## BEGIN

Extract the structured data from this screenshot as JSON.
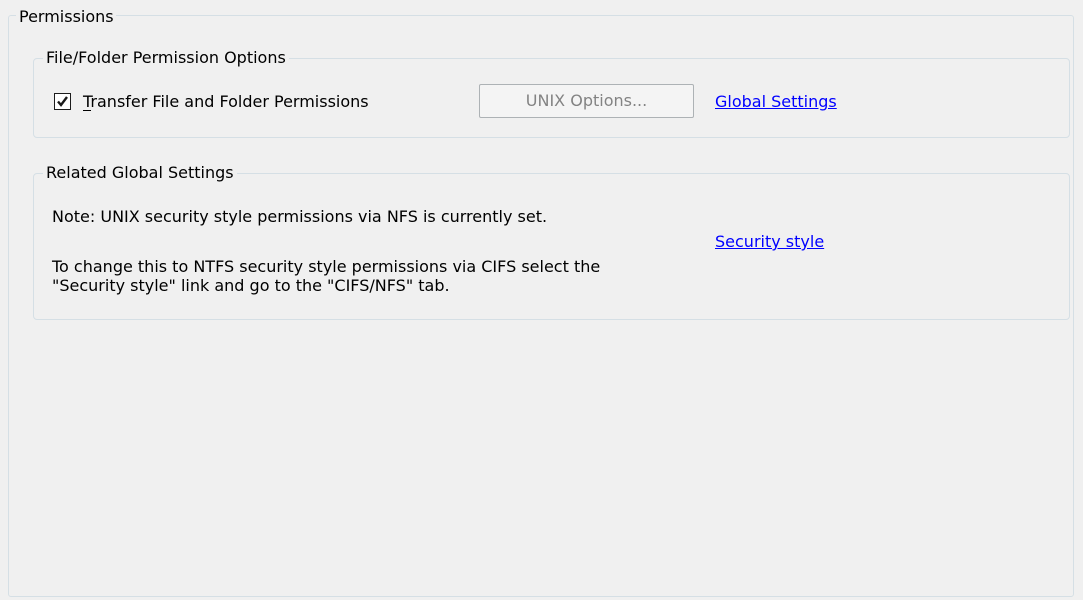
{
  "permissions": {
    "title": "Permissions",
    "file_folder_options": {
      "title": "File/Folder Permission Options",
      "transfer_checkbox": {
        "label": "Transfer File and Folder Permissions",
        "checked": true
      },
      "unix_options_button": "UNIX Options...",
      "global_settings_link": "Global Settings"
    },
    "related_global_settings": {
      "title": "Related Global Settings",
      "note": "Note: UNIX security style permissions via NFS is currently set.",
      "instruction_line1": "To change this to NTFS security style permissions via CIFS select the",
      "instruction_line2": "\"Security style\" link and go to the \"CIFS/NFS\" tab.",
      "security_style_link": "Security style"
    }
  }
}
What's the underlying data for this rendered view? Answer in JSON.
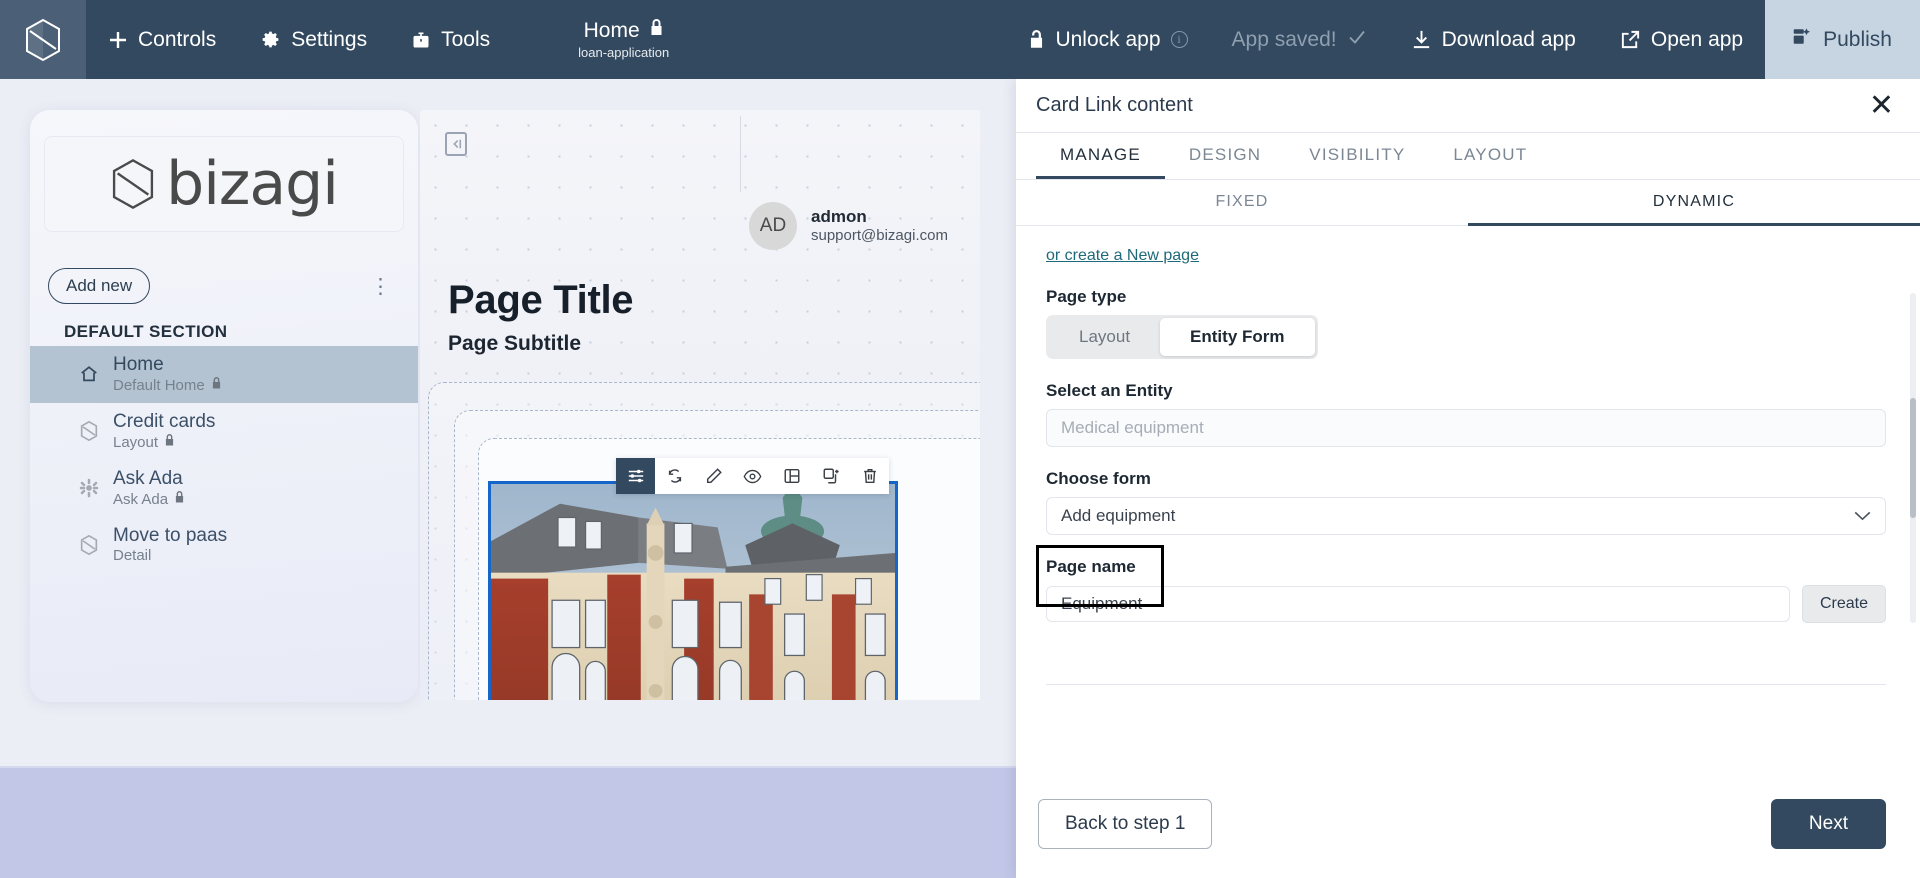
{
  "topbar": {
    "logo_icon": "bizagi-hexagon-logo",
    "nav": [
      {
        "label": "Controls",
        "icon": "plus-icon"
      },
      {
        "label": "Settings",
        "icon": "gear-icon"
      },
      {
        "label": "Tools",
        "icon": "toolbox-icon"
      }
    ],
    "page_title": "Home",
    "page_title_lock_icon": "lock-icon",
    "app_slug": "loan-application",
    "unlock_label": "Unlock app",
    "unlock_icon": "open-lock-icon",
    "unlock_info_icon": "info-icon",
    "saved_label": "App saved!",
    "saved_check_icon": "check-icon",
    "download_label": "Download app",
    "download_icon": "download-icon",
    "open_label": "Open app",
    "open_icon": "external-link-icon",
    "publish_label": "Publish",
    "publish_icon": "publish-icon",
    "bg_color": "#33495f",
    "publish_bg": "#c7d5e3"
  },
  "left_panel": {
    "logo_text": "bizagi",
    "add_new_label": "Add new",
    "kebab_icon": "more-vertical-icon",
    "section_label": "DEFAULT SECTION",
    "items": [
      {
        "title": "Home",
        "subtitle": "Default Home",
        "icon": "home-icon",
        "locked": true,
        "active": true
      },
      {
        "title": "Credit cards",
        "subtitle": "Layout",
        "icon": "hexagon-icon",
        "locked": true,
        "active": false
      },
      {
        "title": "Ask Ada",
        "subtitle": "Ask Ada",
        "icon": "asterisk-icon",
        "locked": true,
        "active": false
      },
      {
        "title": "Move to paas",
        "subtitle": "Detail",
        "icon": "hexagon-icon",
        "locked": false,
        "active": false
      }
    ]
  },
  "canvas": {
    "collapse_icon": "collapse-panel-icon",
    "avatar_initials": "AD",
    "user_name": "admon",
    "user_email": "support@bizagi.com",
    "page_title": "Page Title",
    "page_subtitle": "Page Subtitle",
    "toolbar": [
      {
        "icon": "sliders-icon",
        "name": "properties-button",
        "selected": true
      },
      {
        "icon": "refresh-icon",
        "name": "replace-button",
        "selected": false
      },
      {
        "icon": "pencil-icon",
        "name": "edit-button",
        "selected": false
      },
      {
        "icon": "eye-icon",
        "name": "preview-button",
        "selected": false
      },
      {
        "icon": "layout-icon",
        "name": "layout-button",
        "selected": false
      },
      {
        "icon": "duplicate-icon",
        "name": "duplicate-button",
        "selected": false
      },
      {
        "icon": "trash-icon",
        "name": "delete-button",
        "selected": false
      }
    ],
    "selected_border_color": "#1566c8",
    "image_alt": "baroque palace building photo"
  },
  "right_panel": {
    "title": "Card Link content",
    "close_icon": "close-icon",
    "tabs": [
      {
        "label": "MANAGE",
        "active": true
      },
      {
        "label": "DESIGN",
        "active": false
      },
      {
        "label": "VISIBILITY",
        "active": false
      },
      {
        "label": "LAYOUT",
        "active": false
      }
    ],
    "subtabs": [
      {
        "label": "FIXED",
        "active": false
      },
      {
        "label": "DYNAMIC",
        "active": true
      }
    ],
    "new_page_link": "or create a New page",
    "page_type_label": "Page type",
    "page_type_options": [
      {
        "label": "Layout",
        "selected": false
      },
      {
        "label": "Entity Form",
        "selected": true
      }
    ],
    "entity_label": "Select an Entity",
    "entity_value": "Medical equipment",
    "form_label": "Choose form",
    "form_value": "Add equipment",
    "form_chevron_icon": "chevron-down-icon",
    "page_name_label": "Page name",
    "page_name_value": "Equipment",
    "create_label": "Create",
    "back_label": "Back to step 1",
    "next_label": "Next",
    "accent_color": "#33495f",
    "link_color": "#1f6a78"
  }
}
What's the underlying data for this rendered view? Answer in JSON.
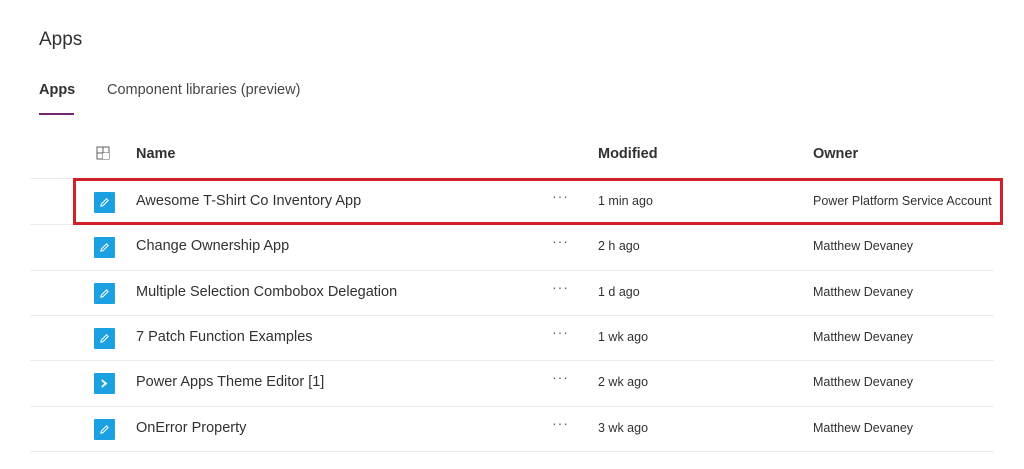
{
  "page": {
    "title": "Apps"
  },
  "tabs": [
    {
      "label": "Apps",
      "active": true
    },
    {
      "label": "Component libraries (preview)",
      "active": false
    }
  ],
  "table": {
    "headers": {
      "name": "Name",
      "modified": "Modified",
      "owner": "Owner"
    },
    "more_glyph": "···",
    "rows": [
      {
        "name": "Awesome T-Shirt Co Inventory App",
        "modified": "1 min ago",
        "owner": "Power Platform Service Account",
        "icon": "canvas-app-icon"
      },
      {
        "name": "Change Ownership App",
        "modified": "2 h ago",
        "owner": "Matthew Devaney",
        "icon": "canvas-app-icon"
      },
      {
        "name": "Multiple Selection Combobox Delegation",
        "modified": "1 d ago",
        "owner": "Matthew Devaney",
        "icon": "canvas-app-icon"
      },
      {
        "name": "7 Patch Function Examples",
        "modified": "1 wk ago",
        "owner": "Matthew Devaney",
        "icon": "canvas-app-icon"
      },
      {
        "name": "Power Apps Theme Editor [1]",
        "modified": "2 wk ago",
        "owner": "Matthew Devaney",
        "icon": "model-app-icon"
      },
      {
        "name": "OnError Property",
        "modified": "3 wk ago",
        "owner": "Matthew Devaney",
        "icon": "canvas-app-icon"
      }
    ]
  },
  "colors": {
    "accent": "#742774",
    "app_icon": "#1ba1e2",
    "highlight": "#d0202a",
    "divider": "#edebe9"
  }
}
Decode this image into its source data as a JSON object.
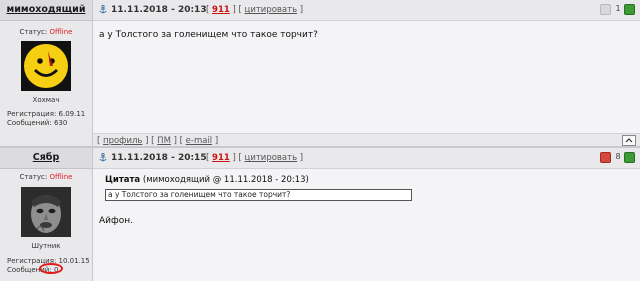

## END

:: WORK REQUIRED ::
Gather every line from the listing above in which the word "data" appears.

:: THE RESPONSE ::
Extract the structured data from this screenshot as JSON.
What's the underlying data for this rendered view? Answer in JSON.
What's the underlying data for this rendered view? Answer in JSON.
Decode this image into its source data as a JSON object.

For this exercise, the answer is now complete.